# Exercise description
How many lines of the records below contain the word "default"? Reply with the number alone.
————
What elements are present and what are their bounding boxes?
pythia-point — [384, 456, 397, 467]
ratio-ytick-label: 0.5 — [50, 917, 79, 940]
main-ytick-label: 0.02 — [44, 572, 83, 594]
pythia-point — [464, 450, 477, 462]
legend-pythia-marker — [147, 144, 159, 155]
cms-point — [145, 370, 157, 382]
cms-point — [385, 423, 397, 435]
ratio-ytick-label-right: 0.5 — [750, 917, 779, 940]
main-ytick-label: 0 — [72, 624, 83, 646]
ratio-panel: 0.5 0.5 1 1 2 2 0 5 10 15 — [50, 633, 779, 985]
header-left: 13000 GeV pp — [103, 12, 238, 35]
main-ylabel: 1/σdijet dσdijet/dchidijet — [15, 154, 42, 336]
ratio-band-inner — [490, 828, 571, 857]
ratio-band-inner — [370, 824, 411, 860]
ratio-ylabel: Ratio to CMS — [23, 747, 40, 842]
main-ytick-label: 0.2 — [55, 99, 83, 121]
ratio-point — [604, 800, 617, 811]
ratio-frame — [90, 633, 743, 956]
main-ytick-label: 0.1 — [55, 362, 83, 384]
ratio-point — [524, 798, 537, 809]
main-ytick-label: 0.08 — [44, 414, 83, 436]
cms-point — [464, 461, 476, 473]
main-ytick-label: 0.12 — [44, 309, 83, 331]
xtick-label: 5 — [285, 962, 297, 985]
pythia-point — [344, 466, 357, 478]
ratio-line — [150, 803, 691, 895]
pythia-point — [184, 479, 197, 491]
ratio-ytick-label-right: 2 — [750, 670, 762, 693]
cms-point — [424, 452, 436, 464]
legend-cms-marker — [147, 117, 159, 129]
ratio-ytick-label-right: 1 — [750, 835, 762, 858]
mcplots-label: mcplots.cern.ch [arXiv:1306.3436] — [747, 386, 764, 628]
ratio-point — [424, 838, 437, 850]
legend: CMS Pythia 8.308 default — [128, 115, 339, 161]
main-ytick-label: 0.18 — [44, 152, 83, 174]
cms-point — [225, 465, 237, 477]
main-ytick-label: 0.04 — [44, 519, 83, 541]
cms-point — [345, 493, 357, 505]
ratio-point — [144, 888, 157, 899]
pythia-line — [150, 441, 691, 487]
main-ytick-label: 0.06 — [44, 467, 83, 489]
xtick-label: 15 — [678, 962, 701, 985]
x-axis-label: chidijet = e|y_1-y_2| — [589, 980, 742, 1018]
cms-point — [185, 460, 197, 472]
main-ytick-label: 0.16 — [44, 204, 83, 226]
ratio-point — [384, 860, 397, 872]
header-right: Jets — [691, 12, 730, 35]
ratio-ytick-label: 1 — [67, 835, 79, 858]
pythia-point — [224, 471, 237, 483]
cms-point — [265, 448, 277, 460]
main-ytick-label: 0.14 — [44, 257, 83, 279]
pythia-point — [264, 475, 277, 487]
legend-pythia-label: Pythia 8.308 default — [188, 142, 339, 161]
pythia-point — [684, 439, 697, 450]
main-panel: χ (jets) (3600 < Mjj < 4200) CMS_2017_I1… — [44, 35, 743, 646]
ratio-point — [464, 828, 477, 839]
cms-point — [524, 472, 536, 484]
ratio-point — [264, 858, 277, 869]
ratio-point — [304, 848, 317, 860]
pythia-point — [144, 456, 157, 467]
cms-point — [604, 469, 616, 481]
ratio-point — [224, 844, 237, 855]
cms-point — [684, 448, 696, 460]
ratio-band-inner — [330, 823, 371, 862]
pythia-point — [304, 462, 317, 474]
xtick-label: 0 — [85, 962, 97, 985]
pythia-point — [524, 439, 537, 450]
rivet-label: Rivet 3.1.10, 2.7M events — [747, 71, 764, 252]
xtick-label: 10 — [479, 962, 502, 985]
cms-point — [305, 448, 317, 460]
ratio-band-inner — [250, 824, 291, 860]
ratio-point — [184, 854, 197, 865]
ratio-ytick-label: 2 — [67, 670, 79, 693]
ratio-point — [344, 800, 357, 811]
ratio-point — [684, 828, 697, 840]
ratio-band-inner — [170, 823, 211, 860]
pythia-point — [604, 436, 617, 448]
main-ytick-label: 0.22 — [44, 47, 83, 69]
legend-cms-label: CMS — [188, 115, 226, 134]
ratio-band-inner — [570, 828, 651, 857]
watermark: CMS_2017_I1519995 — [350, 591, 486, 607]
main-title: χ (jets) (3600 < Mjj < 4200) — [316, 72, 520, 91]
————
# Task result
2